◆ Set exercise ◆
Extract the full listing below without altering a single character.

--- --- ---

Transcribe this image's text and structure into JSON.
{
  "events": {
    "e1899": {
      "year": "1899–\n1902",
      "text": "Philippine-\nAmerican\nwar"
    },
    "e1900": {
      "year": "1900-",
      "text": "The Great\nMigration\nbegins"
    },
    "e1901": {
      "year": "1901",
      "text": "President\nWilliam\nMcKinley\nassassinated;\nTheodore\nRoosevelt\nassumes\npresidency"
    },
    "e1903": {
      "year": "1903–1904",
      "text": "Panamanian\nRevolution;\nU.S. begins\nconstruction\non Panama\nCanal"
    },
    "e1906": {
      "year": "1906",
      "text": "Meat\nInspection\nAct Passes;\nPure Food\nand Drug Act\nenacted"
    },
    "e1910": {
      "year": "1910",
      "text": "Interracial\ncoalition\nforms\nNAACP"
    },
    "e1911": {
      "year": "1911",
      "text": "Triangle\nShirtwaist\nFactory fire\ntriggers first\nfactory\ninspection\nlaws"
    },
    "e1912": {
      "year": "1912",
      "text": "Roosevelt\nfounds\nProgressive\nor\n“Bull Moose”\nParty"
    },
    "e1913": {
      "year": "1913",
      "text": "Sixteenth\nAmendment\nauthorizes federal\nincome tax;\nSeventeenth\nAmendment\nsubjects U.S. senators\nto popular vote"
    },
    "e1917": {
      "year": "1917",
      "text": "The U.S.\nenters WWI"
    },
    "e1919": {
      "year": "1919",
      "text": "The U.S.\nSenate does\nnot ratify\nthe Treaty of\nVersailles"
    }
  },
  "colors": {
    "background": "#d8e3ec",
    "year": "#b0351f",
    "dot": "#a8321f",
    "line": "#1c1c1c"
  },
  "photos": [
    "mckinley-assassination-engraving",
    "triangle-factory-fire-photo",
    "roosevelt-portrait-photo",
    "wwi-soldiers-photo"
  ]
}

--- --- ---

◆ Full answer ◆
Transcribe this image's text and structure into JSON.
{
  "events": {
    "e1899": {
      "year": "1899–\n1902",
      "text": "Philippine-\nAmerican\nwar"
    },
    "e1900": {
      "year": "1900-",
      "text": "The Great\nMigration\nbegins"
    },
    "e1901": {
      "year": "1901",
      "text": "President\nWilliam\nMcKinley\nassassinated;\nTheodore\nRoosevelt\nassumes\npresidency"
    },
    "e1903": {
      "year": "1903–1904",
      "text": "Panamanian\nRevolution;\nU.S. begins\nconstruction\non Panama\nCanal"
    },
    "e1906": {
      "year": "1906",
      "text": "Meat\nInspection\nAct Passes;\nPure Food\nand Drug Act\nenacted"
    },
    "e1910": {
      "year": "1910",
      "text": "Interracial\ncoalition\nforms\nNAACP"
    },
    "e1911": {
      "year": "1911",
      "text": "Triangle\nShirtwaist\nFactory fire\ntriggers first\nfactory\ninspection\nlaws"
    },
    "e1912": {
      "year": "1912",
      "text": "Roosevelt\nfounds\nProgressive\nor\n“Bull Moose”\nParty"
    },
    "e1913": {
      "year": "1913",
      "text": "Sixteenth\nAmendment\nauthorizes federal\nincome tax;\nSeventeenth\nAmendment\nsubjects U.S. senators\nto popular vote"
    },
    "e1917": {
      "year": "1917",
      "text": "The U.S.\nenters WWI"
    },
    "e1919": {
      "year": "1919",
      "text": "The U.S.\nSenate does\nnot ratify\nthe Treaty of\nVersailles"
    }
  },
  "colors": {
    "background": "#d8e3ec",
    "year": "#b0351f",
    "dot": "#a8321f",
    "line": "#1c1c1c"
  },
  "photos": [
    "mckinley-assassination-engraving",
    "triangle-factory-fire-photo",
    "roosevelt-portrait-photo",
    "wwi-soldiers-photo"
  ]
}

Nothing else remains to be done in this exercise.